** PROBLEM DETAILS **
Give the number of lines containing the word "pinch", and nothing else.

-- MATERIAL FOR THIS TASK start --

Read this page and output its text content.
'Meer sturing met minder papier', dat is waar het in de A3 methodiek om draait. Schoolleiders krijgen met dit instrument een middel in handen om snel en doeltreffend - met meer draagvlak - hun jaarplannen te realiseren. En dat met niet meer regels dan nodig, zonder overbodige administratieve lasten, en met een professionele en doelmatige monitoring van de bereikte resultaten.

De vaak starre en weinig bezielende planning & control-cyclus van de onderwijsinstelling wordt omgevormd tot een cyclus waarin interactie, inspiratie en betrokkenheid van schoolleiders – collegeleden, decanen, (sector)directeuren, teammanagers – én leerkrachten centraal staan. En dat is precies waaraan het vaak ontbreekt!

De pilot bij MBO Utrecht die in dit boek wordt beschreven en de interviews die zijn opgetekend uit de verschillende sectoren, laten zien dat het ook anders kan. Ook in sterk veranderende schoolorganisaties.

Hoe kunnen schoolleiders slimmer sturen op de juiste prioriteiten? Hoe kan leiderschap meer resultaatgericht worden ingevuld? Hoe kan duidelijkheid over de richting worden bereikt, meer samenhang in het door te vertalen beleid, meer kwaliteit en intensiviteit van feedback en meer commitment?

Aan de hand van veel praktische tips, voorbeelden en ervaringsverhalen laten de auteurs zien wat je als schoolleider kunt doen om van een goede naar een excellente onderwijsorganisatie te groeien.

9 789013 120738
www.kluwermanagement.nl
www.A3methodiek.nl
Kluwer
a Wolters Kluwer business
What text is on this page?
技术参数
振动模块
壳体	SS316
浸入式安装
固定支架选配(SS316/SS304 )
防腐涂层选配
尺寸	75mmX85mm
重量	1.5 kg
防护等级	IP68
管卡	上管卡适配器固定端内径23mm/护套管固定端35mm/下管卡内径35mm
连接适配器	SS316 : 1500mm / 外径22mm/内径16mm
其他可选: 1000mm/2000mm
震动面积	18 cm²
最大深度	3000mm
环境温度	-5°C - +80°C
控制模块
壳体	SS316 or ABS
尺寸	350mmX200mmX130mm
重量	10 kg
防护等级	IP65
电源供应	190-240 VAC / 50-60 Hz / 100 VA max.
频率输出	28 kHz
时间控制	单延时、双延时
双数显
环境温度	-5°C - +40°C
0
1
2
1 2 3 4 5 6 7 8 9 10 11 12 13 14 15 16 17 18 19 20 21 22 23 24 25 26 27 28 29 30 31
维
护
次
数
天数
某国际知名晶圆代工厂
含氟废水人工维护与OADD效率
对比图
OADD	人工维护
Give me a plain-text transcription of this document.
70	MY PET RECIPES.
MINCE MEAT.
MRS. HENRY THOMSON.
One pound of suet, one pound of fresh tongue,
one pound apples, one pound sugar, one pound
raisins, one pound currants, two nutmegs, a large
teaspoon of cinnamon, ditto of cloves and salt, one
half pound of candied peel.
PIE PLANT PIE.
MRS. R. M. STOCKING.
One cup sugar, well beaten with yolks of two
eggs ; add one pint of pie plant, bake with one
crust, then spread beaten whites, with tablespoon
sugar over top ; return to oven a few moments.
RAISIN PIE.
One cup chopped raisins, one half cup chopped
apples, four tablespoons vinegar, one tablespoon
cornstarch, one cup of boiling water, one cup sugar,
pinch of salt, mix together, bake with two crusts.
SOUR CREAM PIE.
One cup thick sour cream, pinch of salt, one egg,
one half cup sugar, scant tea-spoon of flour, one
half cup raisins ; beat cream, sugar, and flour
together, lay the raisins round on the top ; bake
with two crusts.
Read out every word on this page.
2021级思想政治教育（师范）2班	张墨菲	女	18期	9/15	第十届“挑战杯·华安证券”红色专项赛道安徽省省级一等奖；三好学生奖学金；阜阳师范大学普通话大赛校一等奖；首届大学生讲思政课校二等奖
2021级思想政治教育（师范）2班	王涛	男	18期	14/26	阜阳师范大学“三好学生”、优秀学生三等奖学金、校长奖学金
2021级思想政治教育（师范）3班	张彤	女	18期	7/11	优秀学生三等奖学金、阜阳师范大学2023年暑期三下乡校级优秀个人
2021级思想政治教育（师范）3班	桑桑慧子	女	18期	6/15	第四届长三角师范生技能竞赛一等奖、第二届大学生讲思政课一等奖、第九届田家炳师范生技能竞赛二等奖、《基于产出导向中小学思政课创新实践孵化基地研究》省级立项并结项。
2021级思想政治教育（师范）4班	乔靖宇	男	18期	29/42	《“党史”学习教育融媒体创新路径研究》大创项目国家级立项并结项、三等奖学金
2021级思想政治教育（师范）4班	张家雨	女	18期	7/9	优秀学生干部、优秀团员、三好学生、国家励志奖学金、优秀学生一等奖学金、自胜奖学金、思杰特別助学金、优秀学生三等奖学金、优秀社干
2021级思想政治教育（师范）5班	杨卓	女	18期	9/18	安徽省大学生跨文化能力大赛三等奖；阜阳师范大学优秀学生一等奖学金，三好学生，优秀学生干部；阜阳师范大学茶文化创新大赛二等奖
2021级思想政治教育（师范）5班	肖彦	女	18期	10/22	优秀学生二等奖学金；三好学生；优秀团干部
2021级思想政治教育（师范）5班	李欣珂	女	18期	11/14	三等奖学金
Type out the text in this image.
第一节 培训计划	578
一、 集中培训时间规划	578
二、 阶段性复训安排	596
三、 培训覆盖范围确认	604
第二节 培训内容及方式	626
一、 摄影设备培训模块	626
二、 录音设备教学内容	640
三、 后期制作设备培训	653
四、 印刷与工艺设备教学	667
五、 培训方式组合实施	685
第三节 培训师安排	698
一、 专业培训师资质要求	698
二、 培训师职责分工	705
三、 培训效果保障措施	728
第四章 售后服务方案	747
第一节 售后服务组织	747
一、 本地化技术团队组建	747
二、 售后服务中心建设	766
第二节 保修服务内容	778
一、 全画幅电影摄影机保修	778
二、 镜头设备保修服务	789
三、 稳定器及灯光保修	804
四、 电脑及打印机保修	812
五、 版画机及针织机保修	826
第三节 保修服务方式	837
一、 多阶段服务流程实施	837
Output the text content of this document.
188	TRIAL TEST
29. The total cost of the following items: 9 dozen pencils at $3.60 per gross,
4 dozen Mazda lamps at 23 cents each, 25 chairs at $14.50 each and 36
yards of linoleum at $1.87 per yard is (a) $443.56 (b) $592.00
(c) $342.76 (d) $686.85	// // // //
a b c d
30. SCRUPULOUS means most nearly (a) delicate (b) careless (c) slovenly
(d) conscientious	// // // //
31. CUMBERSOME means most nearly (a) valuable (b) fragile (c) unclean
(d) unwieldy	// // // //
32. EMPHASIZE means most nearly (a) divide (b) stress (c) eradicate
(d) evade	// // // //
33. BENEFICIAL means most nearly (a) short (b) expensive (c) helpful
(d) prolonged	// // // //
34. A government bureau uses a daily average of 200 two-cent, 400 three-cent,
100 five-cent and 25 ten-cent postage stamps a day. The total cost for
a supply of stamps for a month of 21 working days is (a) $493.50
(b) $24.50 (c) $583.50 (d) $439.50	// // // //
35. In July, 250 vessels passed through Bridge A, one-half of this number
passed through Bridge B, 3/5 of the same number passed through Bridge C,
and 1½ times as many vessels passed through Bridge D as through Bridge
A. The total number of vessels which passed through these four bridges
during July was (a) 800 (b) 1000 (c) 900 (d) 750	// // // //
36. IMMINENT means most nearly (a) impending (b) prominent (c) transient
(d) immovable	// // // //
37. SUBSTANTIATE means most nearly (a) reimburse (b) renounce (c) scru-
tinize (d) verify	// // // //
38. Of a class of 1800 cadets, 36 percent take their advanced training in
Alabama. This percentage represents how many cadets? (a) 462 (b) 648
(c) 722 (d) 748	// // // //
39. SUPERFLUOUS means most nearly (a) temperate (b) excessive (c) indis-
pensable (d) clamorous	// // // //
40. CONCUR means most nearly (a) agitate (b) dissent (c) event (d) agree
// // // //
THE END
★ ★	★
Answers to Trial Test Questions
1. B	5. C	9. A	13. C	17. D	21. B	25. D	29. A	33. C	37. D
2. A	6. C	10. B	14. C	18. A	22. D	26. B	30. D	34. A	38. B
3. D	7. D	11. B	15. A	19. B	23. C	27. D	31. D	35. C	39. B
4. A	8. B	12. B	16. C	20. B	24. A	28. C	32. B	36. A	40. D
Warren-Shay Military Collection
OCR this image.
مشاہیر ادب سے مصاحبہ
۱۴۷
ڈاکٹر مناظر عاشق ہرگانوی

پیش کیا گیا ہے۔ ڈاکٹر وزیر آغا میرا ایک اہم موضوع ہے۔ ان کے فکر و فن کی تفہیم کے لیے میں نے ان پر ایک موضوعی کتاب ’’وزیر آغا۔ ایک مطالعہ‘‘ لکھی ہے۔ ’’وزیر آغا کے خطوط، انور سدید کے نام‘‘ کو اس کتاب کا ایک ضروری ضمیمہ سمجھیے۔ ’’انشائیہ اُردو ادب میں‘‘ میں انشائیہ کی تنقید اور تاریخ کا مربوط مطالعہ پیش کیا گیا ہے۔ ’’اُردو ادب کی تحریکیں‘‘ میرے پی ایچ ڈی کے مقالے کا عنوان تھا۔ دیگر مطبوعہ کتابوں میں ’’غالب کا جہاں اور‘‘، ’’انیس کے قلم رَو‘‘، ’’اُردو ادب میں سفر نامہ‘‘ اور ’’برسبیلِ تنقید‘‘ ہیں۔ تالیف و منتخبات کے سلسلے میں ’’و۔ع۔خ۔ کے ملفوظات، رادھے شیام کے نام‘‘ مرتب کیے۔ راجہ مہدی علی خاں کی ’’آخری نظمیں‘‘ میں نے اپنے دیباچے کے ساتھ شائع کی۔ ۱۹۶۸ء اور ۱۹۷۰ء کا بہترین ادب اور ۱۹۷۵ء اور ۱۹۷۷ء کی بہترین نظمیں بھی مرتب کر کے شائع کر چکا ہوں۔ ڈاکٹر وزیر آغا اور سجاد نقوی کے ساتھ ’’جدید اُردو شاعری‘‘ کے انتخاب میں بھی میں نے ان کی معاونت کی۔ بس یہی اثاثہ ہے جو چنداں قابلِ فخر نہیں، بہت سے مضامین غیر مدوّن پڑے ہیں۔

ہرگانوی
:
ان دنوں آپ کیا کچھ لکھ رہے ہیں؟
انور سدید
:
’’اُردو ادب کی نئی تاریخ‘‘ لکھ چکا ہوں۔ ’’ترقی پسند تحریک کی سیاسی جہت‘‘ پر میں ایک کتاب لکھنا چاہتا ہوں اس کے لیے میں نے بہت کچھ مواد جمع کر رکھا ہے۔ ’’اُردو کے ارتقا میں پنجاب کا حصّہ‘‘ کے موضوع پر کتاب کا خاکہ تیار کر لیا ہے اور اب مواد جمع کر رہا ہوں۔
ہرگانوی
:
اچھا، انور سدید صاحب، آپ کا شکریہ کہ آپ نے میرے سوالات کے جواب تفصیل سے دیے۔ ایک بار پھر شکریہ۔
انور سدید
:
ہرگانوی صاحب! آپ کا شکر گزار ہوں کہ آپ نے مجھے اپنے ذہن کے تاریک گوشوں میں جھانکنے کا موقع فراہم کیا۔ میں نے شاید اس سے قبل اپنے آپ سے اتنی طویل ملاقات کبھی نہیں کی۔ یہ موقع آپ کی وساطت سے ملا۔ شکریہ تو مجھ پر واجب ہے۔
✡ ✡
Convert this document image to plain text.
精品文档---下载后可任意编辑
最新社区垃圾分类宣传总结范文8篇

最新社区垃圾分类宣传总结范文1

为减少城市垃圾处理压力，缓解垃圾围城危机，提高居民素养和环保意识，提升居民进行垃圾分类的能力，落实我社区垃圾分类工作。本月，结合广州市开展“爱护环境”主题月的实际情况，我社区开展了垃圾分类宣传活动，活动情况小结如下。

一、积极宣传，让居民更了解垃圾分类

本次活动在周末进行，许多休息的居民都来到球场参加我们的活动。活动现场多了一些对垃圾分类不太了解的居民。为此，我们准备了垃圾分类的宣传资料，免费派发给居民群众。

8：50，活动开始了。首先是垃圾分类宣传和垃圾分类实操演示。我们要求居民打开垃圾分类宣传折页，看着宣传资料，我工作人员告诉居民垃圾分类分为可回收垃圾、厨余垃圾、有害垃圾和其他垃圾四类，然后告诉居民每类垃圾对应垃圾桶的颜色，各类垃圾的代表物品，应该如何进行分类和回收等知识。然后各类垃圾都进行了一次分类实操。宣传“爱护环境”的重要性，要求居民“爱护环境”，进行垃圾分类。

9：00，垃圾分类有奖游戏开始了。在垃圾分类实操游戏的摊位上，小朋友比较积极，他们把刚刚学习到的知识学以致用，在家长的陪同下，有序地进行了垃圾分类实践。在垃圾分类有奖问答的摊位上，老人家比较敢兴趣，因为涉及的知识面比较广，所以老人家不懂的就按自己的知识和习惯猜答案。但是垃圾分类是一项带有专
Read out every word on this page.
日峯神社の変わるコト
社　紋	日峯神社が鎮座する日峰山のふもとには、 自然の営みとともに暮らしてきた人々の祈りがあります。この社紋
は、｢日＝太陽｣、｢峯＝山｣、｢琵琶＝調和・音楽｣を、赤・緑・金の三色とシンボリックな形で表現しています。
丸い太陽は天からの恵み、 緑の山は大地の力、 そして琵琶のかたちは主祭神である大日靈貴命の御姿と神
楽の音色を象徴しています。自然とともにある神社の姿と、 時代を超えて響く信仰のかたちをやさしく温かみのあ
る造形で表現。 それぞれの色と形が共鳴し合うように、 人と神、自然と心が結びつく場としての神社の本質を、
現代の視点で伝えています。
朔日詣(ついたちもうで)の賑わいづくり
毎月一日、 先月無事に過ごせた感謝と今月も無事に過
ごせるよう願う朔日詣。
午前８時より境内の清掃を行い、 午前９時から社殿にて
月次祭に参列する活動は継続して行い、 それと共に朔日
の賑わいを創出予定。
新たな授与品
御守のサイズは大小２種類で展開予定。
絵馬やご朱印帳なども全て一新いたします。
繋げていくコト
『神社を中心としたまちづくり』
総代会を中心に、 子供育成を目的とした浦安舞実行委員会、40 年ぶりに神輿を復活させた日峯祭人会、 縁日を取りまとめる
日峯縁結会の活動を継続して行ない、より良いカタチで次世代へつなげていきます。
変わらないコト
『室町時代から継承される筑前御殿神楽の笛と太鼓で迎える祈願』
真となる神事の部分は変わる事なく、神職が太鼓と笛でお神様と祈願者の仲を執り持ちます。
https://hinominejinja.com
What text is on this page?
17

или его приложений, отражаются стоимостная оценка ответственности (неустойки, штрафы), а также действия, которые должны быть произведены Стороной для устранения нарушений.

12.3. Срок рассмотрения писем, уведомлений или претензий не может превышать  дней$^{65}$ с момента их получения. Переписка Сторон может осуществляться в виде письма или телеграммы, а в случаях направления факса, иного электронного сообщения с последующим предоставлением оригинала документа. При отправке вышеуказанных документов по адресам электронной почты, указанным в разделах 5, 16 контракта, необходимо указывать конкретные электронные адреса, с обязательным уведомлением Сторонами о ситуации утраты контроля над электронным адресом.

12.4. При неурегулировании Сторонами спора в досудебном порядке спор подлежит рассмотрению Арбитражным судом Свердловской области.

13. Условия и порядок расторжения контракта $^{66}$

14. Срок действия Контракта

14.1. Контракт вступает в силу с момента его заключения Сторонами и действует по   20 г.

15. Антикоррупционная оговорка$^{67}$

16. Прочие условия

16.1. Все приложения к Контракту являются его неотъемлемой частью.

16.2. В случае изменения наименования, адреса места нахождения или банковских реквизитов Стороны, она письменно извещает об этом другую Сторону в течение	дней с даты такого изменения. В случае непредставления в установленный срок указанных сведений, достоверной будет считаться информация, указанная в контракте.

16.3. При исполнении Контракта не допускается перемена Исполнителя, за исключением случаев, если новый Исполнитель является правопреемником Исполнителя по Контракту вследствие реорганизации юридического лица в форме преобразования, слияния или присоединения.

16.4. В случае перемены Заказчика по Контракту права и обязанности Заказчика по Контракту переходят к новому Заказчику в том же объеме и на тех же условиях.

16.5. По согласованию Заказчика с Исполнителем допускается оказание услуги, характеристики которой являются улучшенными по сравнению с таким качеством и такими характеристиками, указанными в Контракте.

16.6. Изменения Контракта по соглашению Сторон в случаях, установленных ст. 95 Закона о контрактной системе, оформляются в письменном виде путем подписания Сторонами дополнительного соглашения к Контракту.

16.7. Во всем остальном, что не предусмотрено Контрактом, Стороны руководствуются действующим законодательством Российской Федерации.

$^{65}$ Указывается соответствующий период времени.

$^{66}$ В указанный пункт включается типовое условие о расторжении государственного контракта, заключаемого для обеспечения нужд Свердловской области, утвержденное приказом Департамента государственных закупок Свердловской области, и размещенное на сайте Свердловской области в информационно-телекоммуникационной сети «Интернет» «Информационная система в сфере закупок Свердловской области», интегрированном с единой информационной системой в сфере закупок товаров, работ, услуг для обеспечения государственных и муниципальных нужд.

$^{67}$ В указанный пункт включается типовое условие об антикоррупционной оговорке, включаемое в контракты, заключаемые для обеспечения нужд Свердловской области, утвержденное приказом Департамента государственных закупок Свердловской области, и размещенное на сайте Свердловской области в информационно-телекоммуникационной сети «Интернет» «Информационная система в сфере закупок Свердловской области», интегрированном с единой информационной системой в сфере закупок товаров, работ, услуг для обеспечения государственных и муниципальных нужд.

-- MATERIAL FOR THIS TASK end --

** TASK RESULT **
2